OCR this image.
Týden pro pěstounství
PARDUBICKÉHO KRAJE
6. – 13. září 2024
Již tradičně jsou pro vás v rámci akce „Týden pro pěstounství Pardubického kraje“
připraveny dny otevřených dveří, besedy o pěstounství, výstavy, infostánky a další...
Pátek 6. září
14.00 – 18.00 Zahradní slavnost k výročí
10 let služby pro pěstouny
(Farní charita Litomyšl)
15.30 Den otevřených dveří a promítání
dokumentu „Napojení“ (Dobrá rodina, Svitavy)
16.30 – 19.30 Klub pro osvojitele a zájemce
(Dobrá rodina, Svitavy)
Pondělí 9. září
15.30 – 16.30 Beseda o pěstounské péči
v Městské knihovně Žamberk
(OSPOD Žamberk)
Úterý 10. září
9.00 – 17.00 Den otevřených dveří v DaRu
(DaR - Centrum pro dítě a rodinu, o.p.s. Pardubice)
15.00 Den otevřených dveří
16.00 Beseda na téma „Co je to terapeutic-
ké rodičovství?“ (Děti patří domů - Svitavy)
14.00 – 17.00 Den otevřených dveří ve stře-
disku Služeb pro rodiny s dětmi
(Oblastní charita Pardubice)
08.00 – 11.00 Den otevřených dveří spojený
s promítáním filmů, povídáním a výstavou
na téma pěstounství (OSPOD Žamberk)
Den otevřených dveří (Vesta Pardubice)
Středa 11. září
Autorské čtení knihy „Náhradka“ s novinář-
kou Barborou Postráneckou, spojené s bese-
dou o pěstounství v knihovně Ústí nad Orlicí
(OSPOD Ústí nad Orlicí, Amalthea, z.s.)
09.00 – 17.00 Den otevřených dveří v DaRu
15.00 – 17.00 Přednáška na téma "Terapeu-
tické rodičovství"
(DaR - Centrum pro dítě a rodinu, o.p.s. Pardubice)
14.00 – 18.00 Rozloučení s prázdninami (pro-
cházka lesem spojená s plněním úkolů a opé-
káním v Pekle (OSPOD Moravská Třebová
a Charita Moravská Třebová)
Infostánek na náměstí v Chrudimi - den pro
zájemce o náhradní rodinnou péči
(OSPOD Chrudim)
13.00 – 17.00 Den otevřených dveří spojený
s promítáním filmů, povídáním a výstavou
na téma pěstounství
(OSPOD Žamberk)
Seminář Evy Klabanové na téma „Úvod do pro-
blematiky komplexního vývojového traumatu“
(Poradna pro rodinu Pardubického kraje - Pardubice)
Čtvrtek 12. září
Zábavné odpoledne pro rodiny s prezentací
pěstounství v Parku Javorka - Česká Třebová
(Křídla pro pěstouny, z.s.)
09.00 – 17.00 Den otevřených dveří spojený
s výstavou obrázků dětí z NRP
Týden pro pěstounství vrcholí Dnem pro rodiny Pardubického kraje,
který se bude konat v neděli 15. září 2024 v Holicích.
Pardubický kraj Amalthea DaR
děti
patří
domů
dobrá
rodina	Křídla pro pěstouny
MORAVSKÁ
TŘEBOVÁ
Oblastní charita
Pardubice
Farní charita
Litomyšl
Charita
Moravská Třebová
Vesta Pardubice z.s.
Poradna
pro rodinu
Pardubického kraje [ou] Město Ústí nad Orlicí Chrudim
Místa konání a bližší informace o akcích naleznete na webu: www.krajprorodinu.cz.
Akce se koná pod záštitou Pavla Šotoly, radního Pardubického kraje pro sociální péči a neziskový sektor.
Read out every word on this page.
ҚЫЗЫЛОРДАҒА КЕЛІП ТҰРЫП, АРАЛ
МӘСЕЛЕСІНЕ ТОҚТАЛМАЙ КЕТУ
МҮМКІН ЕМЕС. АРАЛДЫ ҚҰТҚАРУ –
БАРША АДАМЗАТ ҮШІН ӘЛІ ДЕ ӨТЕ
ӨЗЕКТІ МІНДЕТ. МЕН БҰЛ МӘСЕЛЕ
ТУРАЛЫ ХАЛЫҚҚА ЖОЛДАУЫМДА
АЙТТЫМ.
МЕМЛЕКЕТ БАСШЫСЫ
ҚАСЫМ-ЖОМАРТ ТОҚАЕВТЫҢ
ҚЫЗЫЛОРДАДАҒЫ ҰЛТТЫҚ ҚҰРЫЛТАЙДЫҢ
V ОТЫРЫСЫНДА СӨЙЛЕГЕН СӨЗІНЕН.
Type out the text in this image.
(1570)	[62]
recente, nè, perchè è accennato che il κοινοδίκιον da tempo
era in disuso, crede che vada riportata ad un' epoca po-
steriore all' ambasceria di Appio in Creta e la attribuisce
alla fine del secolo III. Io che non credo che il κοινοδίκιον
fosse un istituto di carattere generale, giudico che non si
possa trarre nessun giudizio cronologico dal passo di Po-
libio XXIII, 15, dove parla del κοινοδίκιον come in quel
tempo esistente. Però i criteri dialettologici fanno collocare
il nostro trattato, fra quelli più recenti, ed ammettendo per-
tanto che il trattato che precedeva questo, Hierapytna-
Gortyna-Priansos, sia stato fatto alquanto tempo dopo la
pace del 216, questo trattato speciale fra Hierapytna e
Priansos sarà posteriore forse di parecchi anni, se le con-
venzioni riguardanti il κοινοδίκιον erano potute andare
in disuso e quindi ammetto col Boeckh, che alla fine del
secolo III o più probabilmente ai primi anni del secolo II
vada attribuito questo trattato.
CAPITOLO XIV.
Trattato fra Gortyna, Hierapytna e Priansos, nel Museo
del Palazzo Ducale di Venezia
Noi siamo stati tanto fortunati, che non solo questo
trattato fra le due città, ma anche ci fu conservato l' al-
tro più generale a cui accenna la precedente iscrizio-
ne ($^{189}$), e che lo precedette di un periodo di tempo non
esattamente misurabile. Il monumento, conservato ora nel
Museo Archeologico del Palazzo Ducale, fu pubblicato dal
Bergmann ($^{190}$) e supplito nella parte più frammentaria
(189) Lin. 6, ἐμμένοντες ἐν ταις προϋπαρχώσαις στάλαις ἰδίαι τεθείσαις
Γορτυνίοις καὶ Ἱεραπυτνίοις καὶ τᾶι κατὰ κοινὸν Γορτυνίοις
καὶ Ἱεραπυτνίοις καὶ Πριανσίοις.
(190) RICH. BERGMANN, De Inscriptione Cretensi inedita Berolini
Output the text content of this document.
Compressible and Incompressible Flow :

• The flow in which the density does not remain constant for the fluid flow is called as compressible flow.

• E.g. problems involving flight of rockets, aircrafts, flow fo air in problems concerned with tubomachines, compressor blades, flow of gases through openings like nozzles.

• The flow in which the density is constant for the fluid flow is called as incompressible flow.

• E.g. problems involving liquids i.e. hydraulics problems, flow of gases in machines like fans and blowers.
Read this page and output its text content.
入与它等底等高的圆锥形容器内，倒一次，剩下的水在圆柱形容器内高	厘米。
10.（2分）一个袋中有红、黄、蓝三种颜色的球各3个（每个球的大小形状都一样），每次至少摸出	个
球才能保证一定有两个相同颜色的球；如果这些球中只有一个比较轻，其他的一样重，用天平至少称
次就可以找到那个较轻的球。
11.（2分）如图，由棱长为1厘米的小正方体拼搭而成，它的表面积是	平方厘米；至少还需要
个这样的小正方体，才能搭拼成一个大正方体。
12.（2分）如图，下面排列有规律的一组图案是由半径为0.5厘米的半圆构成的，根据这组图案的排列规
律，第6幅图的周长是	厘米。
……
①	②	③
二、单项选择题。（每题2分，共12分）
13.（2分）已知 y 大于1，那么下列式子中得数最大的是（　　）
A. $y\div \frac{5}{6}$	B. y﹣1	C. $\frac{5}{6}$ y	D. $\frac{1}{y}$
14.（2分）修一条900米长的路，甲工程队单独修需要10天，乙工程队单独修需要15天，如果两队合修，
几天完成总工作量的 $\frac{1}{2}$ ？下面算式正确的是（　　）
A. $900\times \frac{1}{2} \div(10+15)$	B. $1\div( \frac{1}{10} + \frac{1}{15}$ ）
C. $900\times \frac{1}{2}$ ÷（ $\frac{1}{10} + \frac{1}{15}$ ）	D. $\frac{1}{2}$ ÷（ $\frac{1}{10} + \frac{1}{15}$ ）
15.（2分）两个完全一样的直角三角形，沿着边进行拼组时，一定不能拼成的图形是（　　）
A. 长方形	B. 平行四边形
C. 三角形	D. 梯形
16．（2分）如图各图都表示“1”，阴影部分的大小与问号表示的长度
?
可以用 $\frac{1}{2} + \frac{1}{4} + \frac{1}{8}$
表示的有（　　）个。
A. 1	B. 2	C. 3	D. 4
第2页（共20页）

....

> _WORK TO BE COMPLETED_
Of the lines in the material, how many hold the word "anni"? Reply with the number only.

> _ANSWER_
2